Data entries:
## BEGIN

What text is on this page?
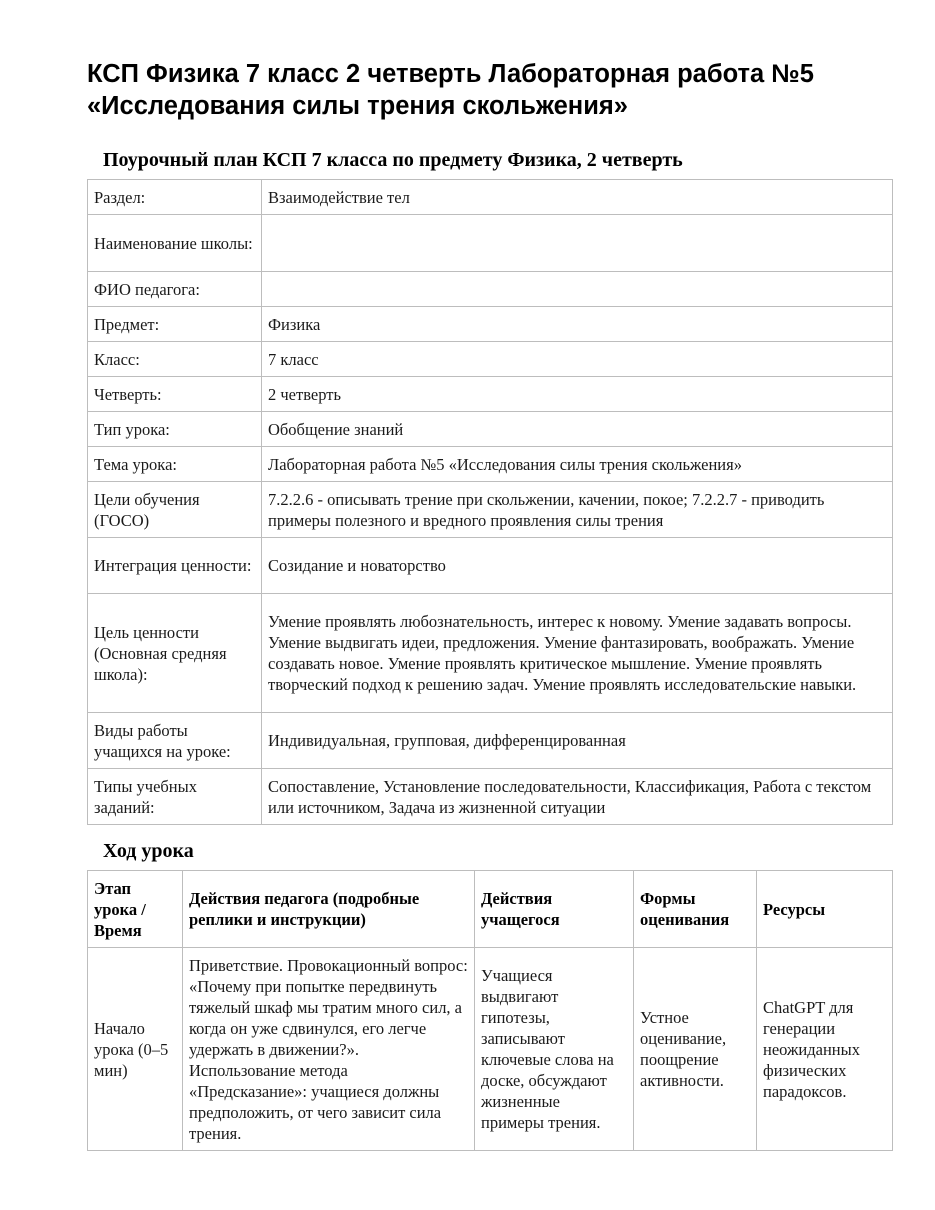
КСП Физика 7 класс 2 четверть Лабораторная работа №5 «Исследования силы трения скольжения»
Поурочный план КСП 7 класса по предмету Физика, 2 четверть
Раздел:	Взаимодействие тел
Наименование школы:	
ФИО педагога:	
Предмет:	Физика
Класс:	7 класс
Четверть:	2 четверть
Тип урока:	Обобщение знаний
Тема урока:	Лабораторная работа №5 «Исследования силы трения скольжения»
Цели обучения (ГОСО)	7.2.2.6 - описывать трение при скольжении, качении, покое; 7.2.2.7 - приводить примеры полезного и вредного проявления силы трения
Интеграция ценности:	Созидание и новаторство
Цель ценности (Основная средняя школа):	Умение проявлять любознательность, интерес к новому. Умение задавать вопросы. Умение выдвигать идеи, предложения. Умение фантазировать, воображать. Умение создавать новое. Умение проявлять критическое мышление. Умение проявлять творческий подход к решению задач. Умение проявлять исследовательские навыки.
Виды работы учащихся на уроке:	Индивидуальная, групповая, дифференцированная
Типы учебных заданий:	Сопоставление, Установление последовательности, Классификация, Работа с текстом или источником, Задача из жизненной ситуации
Ход урока
Этап урока / Время	Действия педагога (подробные реплики и инструкции)	Действия учащегося	Формы оценивания	Ресурсы
Начало урока (0–5 мин)	Приветствие. Провокационный вопрос: «Почему при попытке передвинуть тяжелый шкаф мы тратим много сил, а когда он уже сдвинулся, его легче удержать в движении?». Использование метода «Предсказание»: учащиеся должны предположить, от чего зависит сила трения.	Учащиеся выдвигают гипотезы, записывают ключевые слова на доске, обсуждают жизненные примеры трения.	Устное оценивание, поощрение активности.	ChatGPT для генерации неожиданных физических парадоксов.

## END

• _Description of the task_
Repeat the data exactly, without the pictures.

• _Full output_
What text is on this page?
КСП Физика 7 класс 2 четверть Лабораторная работа №5 «Исследования силы трения скольжения»
Поурочный план КСП 7 класса по предмету Физика, 2 четверть
Раздел:	Взаимодействие тел
Наименование школы:	
ФИО педагога:	
Предмет:	Физика
Класс:	7 класс
Четверть:	2 четверть
Тип урока:	Обобщение знаний
Тема урока:	Лабораторная работа №5 «Исследования силы трения скольжения»
Цели обучения (ГОСО)	7.2.2.6 - описывать трение при скольжении, качении, покое; 7.2.2.7 - приводить примеры полезного и вредного проявления силы трения
Интеграция ценности:	Созидание и новаторство
Цель ценности (Основная средняя школа):	Умение проявлять любознательность, интерес к новому. Умение задавать вопросы. Умение выдвигать идеи, предложения. Умение фантазировать, воображать. Умение создавать новое. Умение проявлять критическое мышление. Умение проявлять творческий подход к решению задач. Умение проявлять исследовательские навыки.
Виды работы учащихся на уроке:	Индивидуальная, групповая, дифференцированная
Типы учебных заданий:	Сопоставление, Установление последовательности, Классификация, Работа с текстом или источником, Задача из жизненной ситуации
Ход урока
Этап урока / Время	Действия педагога (подробные реплики и инструкции)	Действия учащегося	Формы оценивания	Ресурсы
Начало урока (0–5 мин)	Приветствие. Провокационный вопрос: «Почему при попытке передвинуть тяжелый шкаф мы тратим много сил, а когда он уже сдвинулся, его легче удержать в движении?». Использование метода «Предсказание»: учащиеся должны предположить, от чего зависит сила трения.	Учащиеся выдвигают гипотезы, записывают ключевые слова на доске, обсуждают жизненные примеры трения.	Устное оценивание, поощрение активности.	ChatGPT для генерации неожиданных физических парадоксов.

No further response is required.